Dataset items:
==============================
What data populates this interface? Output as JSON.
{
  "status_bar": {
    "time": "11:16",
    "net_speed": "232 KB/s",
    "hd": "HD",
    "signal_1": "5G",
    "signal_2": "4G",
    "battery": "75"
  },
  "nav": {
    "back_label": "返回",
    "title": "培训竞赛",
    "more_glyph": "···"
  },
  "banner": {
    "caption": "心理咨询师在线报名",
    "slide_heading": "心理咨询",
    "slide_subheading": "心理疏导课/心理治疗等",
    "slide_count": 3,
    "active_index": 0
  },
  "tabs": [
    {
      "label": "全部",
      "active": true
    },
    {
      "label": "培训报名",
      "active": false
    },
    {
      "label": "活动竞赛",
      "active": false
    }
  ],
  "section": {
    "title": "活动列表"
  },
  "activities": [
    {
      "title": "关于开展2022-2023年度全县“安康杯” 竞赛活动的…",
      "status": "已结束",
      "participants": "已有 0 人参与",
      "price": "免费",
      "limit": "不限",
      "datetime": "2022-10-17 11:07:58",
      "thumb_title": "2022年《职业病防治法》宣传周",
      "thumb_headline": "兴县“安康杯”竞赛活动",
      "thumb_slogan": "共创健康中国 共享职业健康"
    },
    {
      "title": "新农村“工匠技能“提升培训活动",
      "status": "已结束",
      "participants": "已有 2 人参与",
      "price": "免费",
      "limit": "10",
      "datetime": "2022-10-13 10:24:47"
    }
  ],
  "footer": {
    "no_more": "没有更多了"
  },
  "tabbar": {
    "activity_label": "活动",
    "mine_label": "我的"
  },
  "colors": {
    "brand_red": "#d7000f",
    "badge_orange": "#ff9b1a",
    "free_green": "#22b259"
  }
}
==============================
■ WRITTEN PROBLEM:
In the entries above, some lines may contain the string "participants"; report how many, without additional comment.

■ SOLUTION:
2